[Stored data]
########################################

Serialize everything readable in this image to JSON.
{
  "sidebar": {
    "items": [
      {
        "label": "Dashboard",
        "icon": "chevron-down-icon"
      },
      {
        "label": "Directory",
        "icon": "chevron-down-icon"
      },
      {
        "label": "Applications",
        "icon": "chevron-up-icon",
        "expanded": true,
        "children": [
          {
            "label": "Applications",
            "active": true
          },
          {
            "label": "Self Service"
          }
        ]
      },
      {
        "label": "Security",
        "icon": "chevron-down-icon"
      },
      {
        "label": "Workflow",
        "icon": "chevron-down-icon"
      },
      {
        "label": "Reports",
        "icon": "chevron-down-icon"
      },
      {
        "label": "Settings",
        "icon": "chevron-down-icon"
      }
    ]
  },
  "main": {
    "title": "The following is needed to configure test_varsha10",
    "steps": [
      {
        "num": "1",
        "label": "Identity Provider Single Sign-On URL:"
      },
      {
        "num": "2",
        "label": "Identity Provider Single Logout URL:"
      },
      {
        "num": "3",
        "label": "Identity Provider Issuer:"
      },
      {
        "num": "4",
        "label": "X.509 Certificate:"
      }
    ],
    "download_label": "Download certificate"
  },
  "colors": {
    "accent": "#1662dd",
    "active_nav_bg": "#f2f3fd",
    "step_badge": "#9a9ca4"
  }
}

########################################

# Given problem:
Copy every line above that includes the string "Identity".

# Solution:
        "label": "Identity Provider Single Sign-On URL:"
        "label": "Identity Provider Single Logout URL:"
        "label": "Identity Provider Issuer:"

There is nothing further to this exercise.